Records that describe figures:
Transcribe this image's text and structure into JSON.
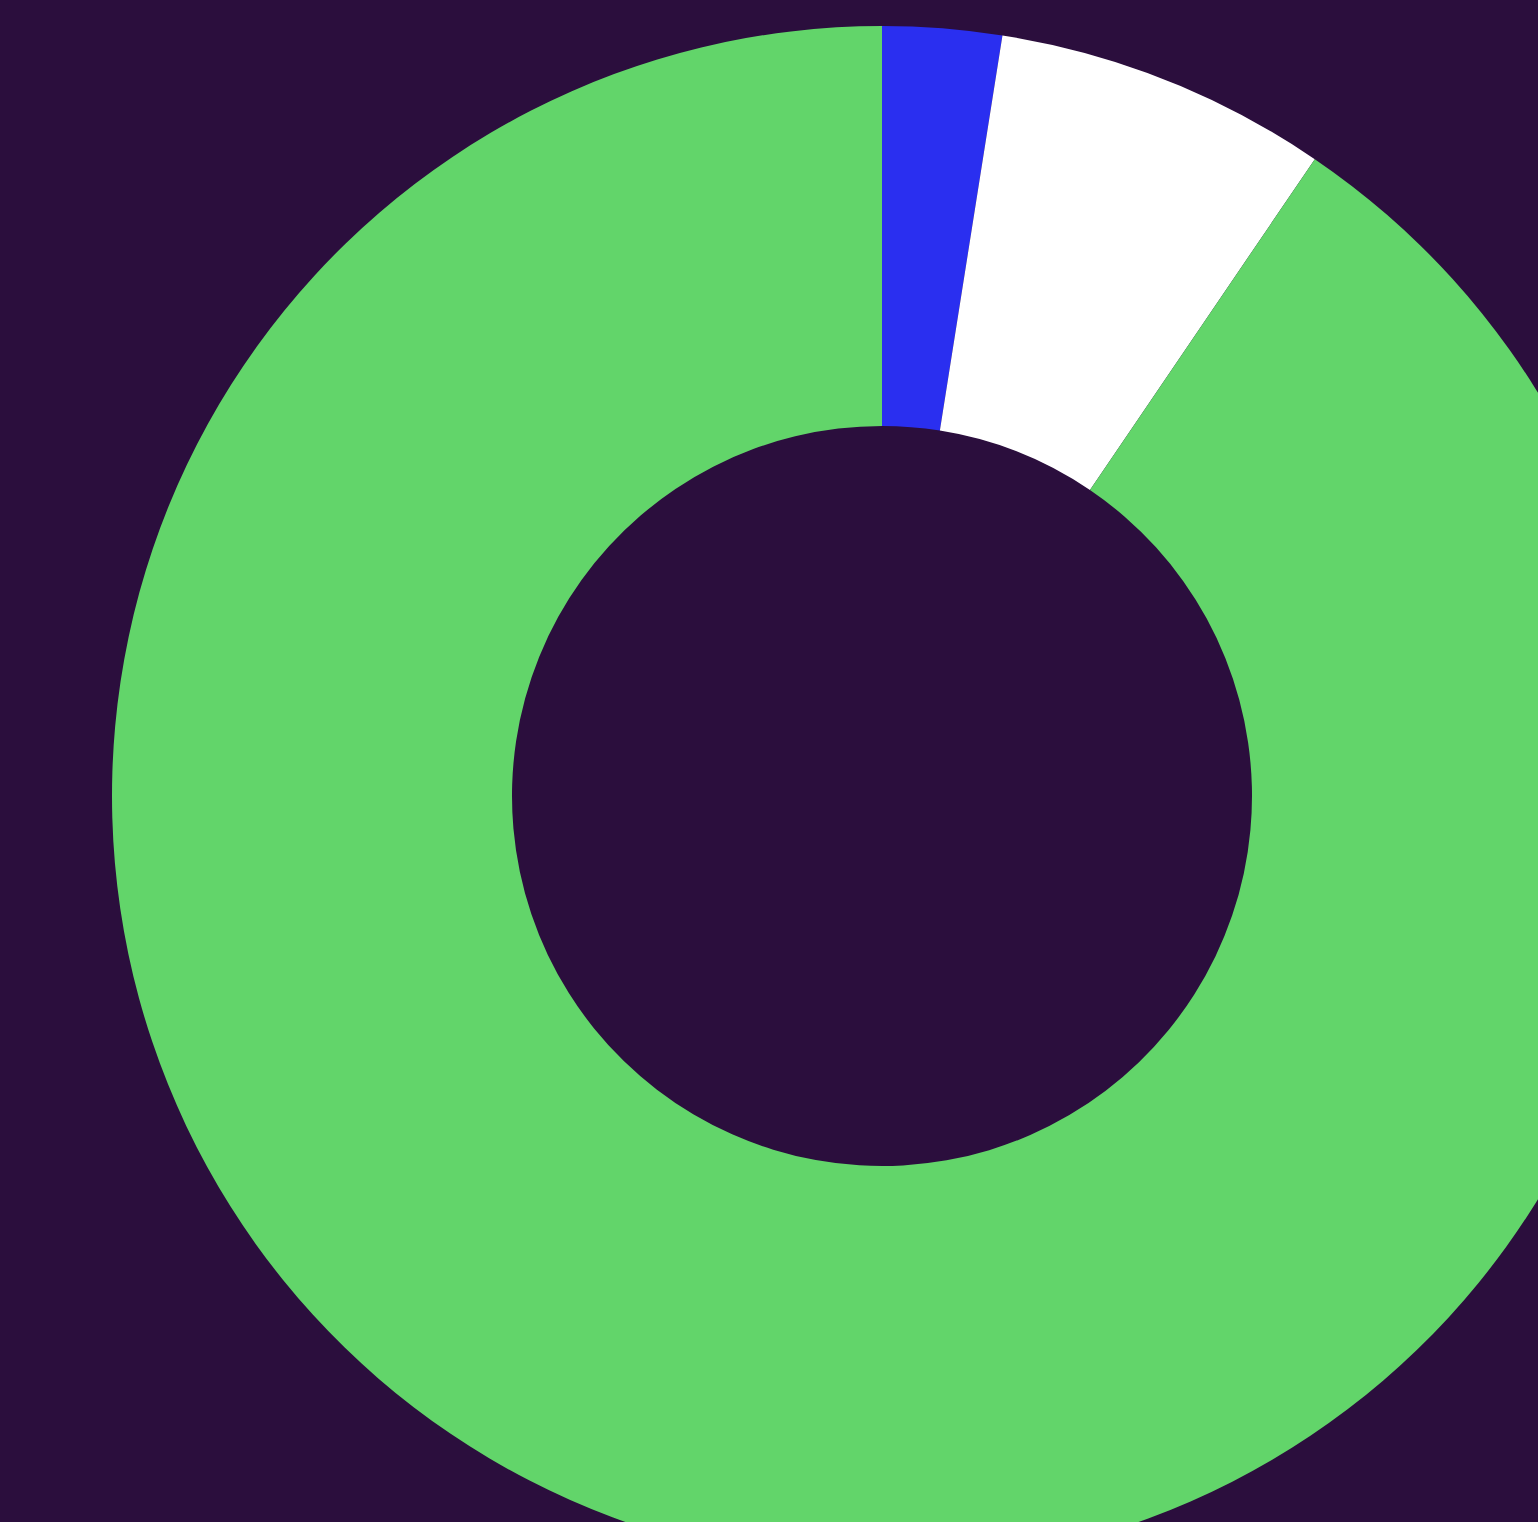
{
  "chart_data": {
    "type": "donut",
    "categories": [
      null,
      null,
      null
    ],
    "values": [
      2.5,
      7,
      90.5
    ],
    "colors": [
      "#2a2ff0",
      "#ffffff",
      "#62d56a"
    ]
  }
}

Exercise directions:
Copy out all the data without changing anything, and drop the pictures.

Reply:
Transcribe this image's text and structure into JSON.
{
  "chart_data": {
    "type": "donut",
    "categories": [
      null,
      null,
      null
    ],
    "values": [
      2.5,
      7,
      90.5
    ],
    "colors": [
      "#2a2ff0",
      "#ffffff",
      "#62d56a"
    ]
  }
}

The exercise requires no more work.